EXERCISE BRIEF | Read through the entries below and return each line with the word "central".

TASK INPUTS |
===

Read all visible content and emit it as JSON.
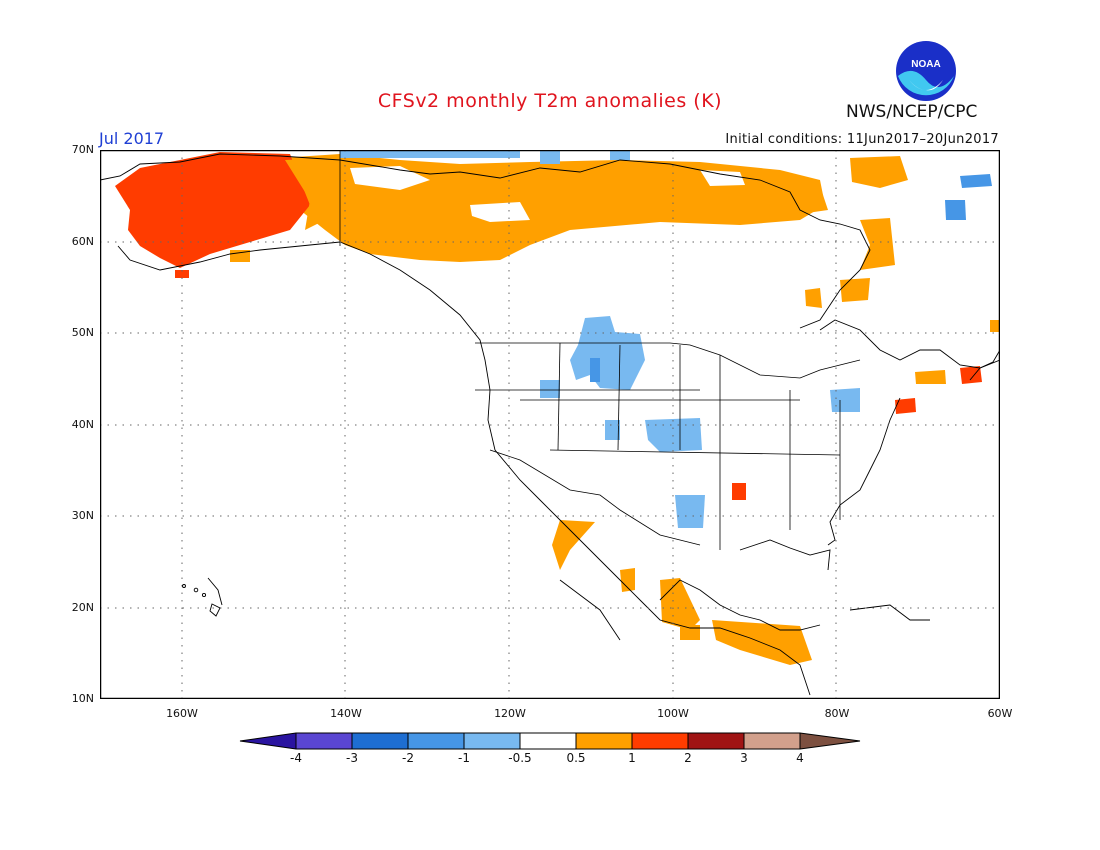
{
  "header": {
    "title": "CFSv2 monthly T2m anomalies (K)",
    "period": "Jul 2017",
    "initial_conditions": "Initial conditions: 11Jun2017–20Jun2017",
    "agency": "NWS/NCEP/CPC",
    "logo_text": "NOAA"
  },
  "map": {
    "projection": "equirectangular",
    "lon_range": [
      -170,
      -60
    ],
    "lat_range": [
      10,
      70
    ],
    "lat_labels": [
      "70N",
      "60N",
      "50N",
      "40N",
      "30N",
      "20N",
      "10N"
    ],
    "lon_labels": [
      "160W",
      "140W",
      "120W",
      "100W",
      "80W",
      "60W"
    ],
    "grid": "dotted",
    "anomaly_regions": [
      {
        "name": "alaska-warm-core",
        "category": "1",
        "color": "#ff3c00"
      },
      {
        "name": "northern-canada-warm",
        "category": "0.5",
        "color": "#ffa000"
      },
      {
        "name": "north-central-us-cool",
        "category": "-0.5",
        "color": "#78b9f0"
      },
      {
        "name": "mexico-central-america-warm",
        "category": "0.5",
        "color": "#ffa000"
      },
      {
        "name": "northeast-us-warm",
        "category": "1",
        "color": "#ff3c00"
      },
      {
        "name": "arctic-archipelago-cool",
        "category": "-1",
        "color": "#4696e6"
      }
    ]
  },
  "colorbar": {
    "labels": [
      "-4",
      "-3",
      "-2",
      "-1",
      "-0.5",
      "0.5",
      "1",
      "2",
      "3",
      "4"
    ],
    "colors": [
      "#2a14a0",
      "#5a46d2",
      "#1e6ed2",
      "#4696e6",
      "#78b9f0",
      "#ffffff",
      "#ffa000",
      "#ff3c00",
      "#a01414",
      "#d2a08c",
      "#7d5040"
    ]
  }
}
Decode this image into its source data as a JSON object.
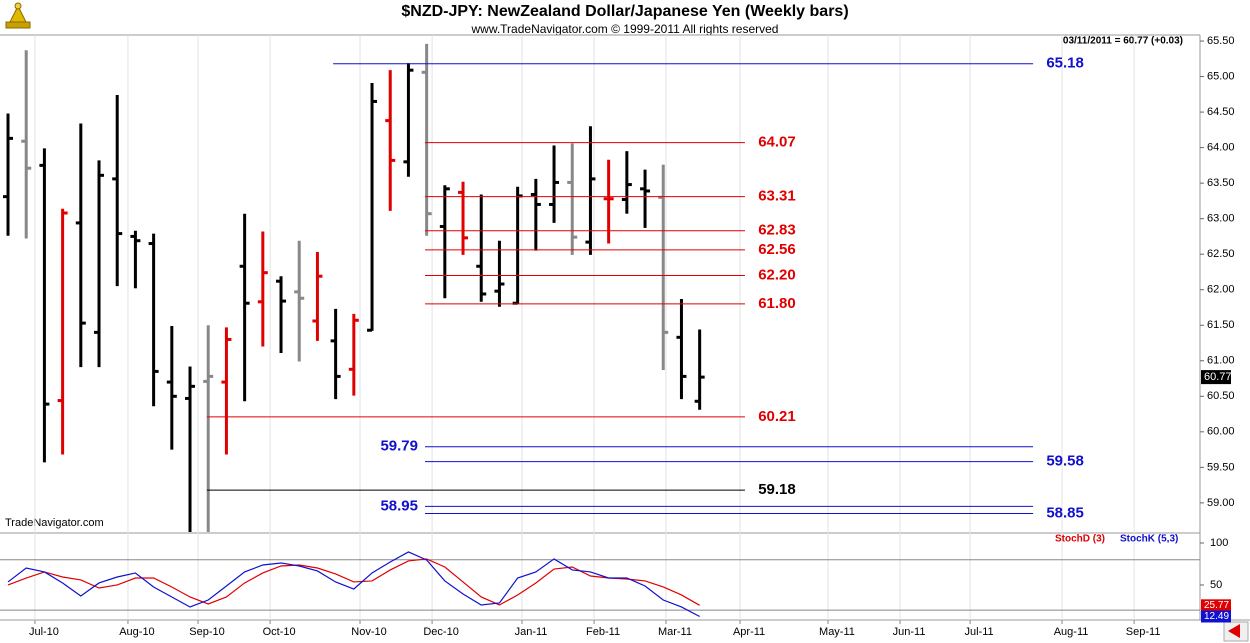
{
  "chart_data": [
    {
      "type": "ohlc",
      "title": "$NZD-JPY:  NewZealand Dollar/Japanese Yen  (Weekly bars)",
      "subtitle": "www.TradeNavigator.com © 1999-2011 All rights reserved",
      "annotation": "03/11/2011 = 60.77 (+0.03)",
      "watermark": "TradeNavigator.com",
      "x": [
        0,
        1,
        2,
        3,
        4,
        5,
        6,
        7,
        8,
        9,
        10,
        11,
        12,
        13,
        14,
        15,
        16,
        17,
        18,
        19,
        20,
        21,
        22,
        23,
        24,
        25,
        26,
        27,
        28,
        29,
        30,
        31,
        32,
        33,
        34,
        35,
        36,
        37,
        38
      ],
      "open": [
        63.31,
        64.09,
        63.75,
        60.44,
        62.94,
        61.4,
        63.56,
        62.75,
        62.65,
        60.7,
        60.47,
        60.71,
        60.7,
        62.33,
        61.83,
        62.12,
        61.97,
        61.56,
        61.28,
        60.88,
        61.43,
        64.38,
        63.8,
        65.06,
        62.89,
        63.37,
        62.33,
        61.98,
        61.81,
        63.34,
        63.2,
        63.51,
        62.67,
        63.28,
        63.27,
        63.42,
        63.3,
        61.33,
        60.43
      ],
      "high": [
        64.48,
        65.37,
        63.99,
        63.14,
        64.34,
        63.82,
        64.74,
        62.83,
        62.79,
        61.49,
        60.92,
        61.5,
        61.47,
        63.07,
        62.82,
        62.19,
        62.69,
        62.53,
        61.73,
        61.66,
        64.91,
        65.09,
        65.19,
        65.46,
        63.47,
        63.52,
        63.34,
        62.69,
        63.45,
        63.56,
        64.03,
        64.06,
        64.3,
        63.83,
        63.95,
        63.69,
        63.76,
        61.87,
        61.44
      ],
      "low": [
        62.76,
        62.72,
        59.57,
        59.68,
        60.91,
        60.91,
        62.05,
        62.02,
        60.36,
        59.75,
        58.5,
        58.5,
        59.68,
        60.43,
        61.2,
        61.11,
        60.99,
        61.28,
        60.46,
        60.51,
        61.42,
        63.11,
        63.59,
        62.76,
        61.88,
        62.49,
        61.83,
        61.76,
        61.8,
        62.55,
        62.94,
        62.49,
        62.49,
        62.65,
        63.07,
        62.87,
        60.87,
        60.46,
        60.31
      ],
      "close": [
        64.13,
        63.71,
        60.39,
        63.08,
        61.53,
        63.61,
        62.79,
        62.69,
        60.85,
        60.5,
        60.64,
        60.78,
        61.3,
        61.81,
        62.24,
        61.84,
        61.88,
        62.19,
        60.78,
        61.57,
        64.65,
        63.82,
        65.09,
        63.07,
        63.42,
        62.73,
        61.94,
        62.08,
        63.32,
        63.2,
        63.51,
        62.74,
        63.56,
        63.28,
        63.48,
        63.39,
        61.4,
        60.78,
        60.77
      ],
      "colors": [
        "#000000",
        "#888888",
        "#000000",
        "#e00000",
        "#000000",
        "#000000",
        "#000000",
        "#000000",
        "#000000",
        "#000000",
        "#000000",
        "#888888",
        "#e00000",
        "#000000",
        "#e00000",
        "#000000",
        "#888888",
        "#e00000",
        "#000000",
        "#e00000",
        "#000000",
        "#e00000",
        "#000000",
        "#888888",
        "#000000",
        "#e00000",
        "#000000",
        "#000000",
        "#000000",
        "#000000",
        "#000000",
        "#888888",
        "#000000",
        "#e00000",
        "#000000",
        "#000000",
        "#888888",
        "#000000",
        "#000000"
      ],
      "levels": [
        {
          "value": 65.18,
          "label": "65.18",
          "color": "#1010d0",
          "from": 17.86,
          "to": 56.32,
          "side": "right"
        },
        {
          "value": 64.07,
          "label": "64.07",
          "color": "#e00000",
          "from": 22.91,
          "to": 40.49,
          "side": "right"
        },
        {
          "value": 63.31,
          "label": "63.31",
          "color": "#e00000",
          "from": 22.91,
          "to": 40.49,
          "side": "right"
        },
        {
          "value": 62.83,
          "label": "62.83",
          "color": "#e00000",
          "from": 22.91,
          "to": 40.49,
          "side": "right"
        },
        {
          "value": 62.56,
          "label": "62.56",
          "color": "#e00000",
          "from": 22.91,
          "to": 40.49,
          "side": "right"
        },
        {
          "value": 62.2,
          "label": "62.20",
          "color": "#e00000",
          "from": 22.91,
          "to": 40.49,
          "side": "right"
        },
        {
          "value": 61.8,
          "label": "61.80",
          "color": "#e00000",
          "from": 22.91,
          "to": 40.49,
          "side": "right"
        },
        {
          "value": 60.21,
          "label": "60.21",
          "color": "#e00000",
          "from": 10.93,
          "to": 40.49,
          "side": "right"
        },
        {
          "value": 59.79,
          "label": "59.79",
          "color": "#1010d0",
          "from": 22.91,
          "to": 56.32,
          "side": "left"
        },
        {
          "value": 59.58,
          "label": "59.58",
          "color": "#1010d0",
          "from": 22.91,
          "to": 56.32,
          "side": "right"
        },
        {
          "value": 59.18,
          "label": "59.18",
          "color": "#000000",
          "from": 10.93,
          "to": 40.49,
          "side": "right"
        },
        {
          "value": 58.95,
          "label": "58.95",
          "color": "#1010d0",
          "from": 22.91,
          "to": 56.32,
          "side": "left"
        },
        {
          "value": 58.85,
          "label": "58.85",
          "color": "#1010d0",
          "from": 22.91,
          "to": 56.32,
          "side": "right"
        }
      ],
      "ylim": [
        58.59,
        65.585
      ],
      "yticks": [
        {
          "value": 65.5,
          "label": "65.50"
        },
        {
          "value": 65,
          "label": "65.00"
        },
        {
          "value": 64.5,
          "label": "64.50"
        },
        {
          "value": 64,
          "label": "64.00"
        },
        {
          "value": 63.5,
          "label": "63.50"
        },
        {
          "value": 63,
          "label": "63.00"
        },
        {
          "value": 62.5,
          "label": "62.50"
        },
        {
          "value": 62,
          "label": "62.00"
        },
        {
          "value": 61.5,
          "label": "61.50"
        },
        {
          "value": 61,
          "label": "61.00"
        },
        {
          "value": 60.5,
          "label": "60.50"
        },
        {
          "value": 60,
          "label": "60.00"
        },
        {
          "value": 59.5,
          "label": "59.50"
        },
        {
          "value": 59,
          "label": "59.00"
        }
      ],
      "xlim": [
        -0.44,
        65.49
      ],
      "xticks": [
        {
          "value": 1.48,
          "label": "Jul-10"
        },
        {
          "value": 6.59,
          "label": "Aug-10"
        },
        {
          "value": 10.44,
          "label": "Sep-10"
        },
        {
          "value": 14.4,
          "label": "Oct-10"
        },
        {
          "value": 19.34,
          "label": "Nov-10"
        },
        {
          "value": 23.3,
          "label": "Dec-10"
        },
        {
          "value": 28.24,
          "label": "Jan-11"
        },
        {
          "value": 32.2,
          "label": "Feb-11"
        },
        {
          "value": 36.15,
          "label": "Mar-11"
        },
        {
          "value": 40.22,
          "label": "Apr-11"
        },
        {
          "value": 45.05,
          "label": "May-11"
        },
        {
          "value": 49.01,
          "label": "Jun-11"
        },
        {
          "value": 52.86,
          "label": "Jul-11"
        },
        {
          "value": 57.91,
          "label": "Aug-11"
        },
        {
          "value": 61.87,
          "label": "Sep-11"
        }
      ]
    },
    {
      "type": "line",
      "series": [
        {
          "name": "StochD (3)",
          "color": "#e00000",
          "values": [
            50.0,
            58.3,
            65.5,
            59.5,
            56.0,
            46.4,
            50.0,
            58.3,
            58.3,
            47.6,
            35.7,
            27.4,
            35.7,
            52.4,
            64.3,
            72.6,
            73.8,
            70.2,
            63.1,
            53.6,
            54.8,
            67.9,
            78.6,
            81.0,
            71.4,
            53.6,
            35.7,
            26.2,
            38.1,
            52.4,
            69.0,
            71.4,
            60.7,
            58.3,
            57.1,
            54.8,
            47.6,
            38.1,
            25.77
          ]
        },
        {
          "name": "StochK (5,3)",
          "color": "#1010d0",
          "values": [
            53.6,
            70.2,
            65.5,
            52.4,
            36.9,
            52.4,
            59.5,
            64.3,
            47.6,
            35.7,
            23.8,
            32.1,
            48.8,
            65.5,
            73.8,
            76.2,
            72.6,
            66.7,
            53.6,
            45.2,
            64.3,
            77.4,
            89.3,
            79.8,
            54.8,
            39.3,
            26.2,
            28.6,
            58.3,
            65.5,
            81.0,
            67.9,
            65.5,
            58.3,
            58.3,
            48.8,
            32.1,
            23.8,
            12.49
          ]
        }
      ],
      "ylim": [
        8.3,
        109.5
      ],
      "yticks": [
        100,
        50
      ],
      "ref_lines": [
        80,
        20
      ]
    }
  ]
}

===

WRITTEN REPLY |
        "name": "north-central-us-cool",
        "name": "mexico-central-america-warm",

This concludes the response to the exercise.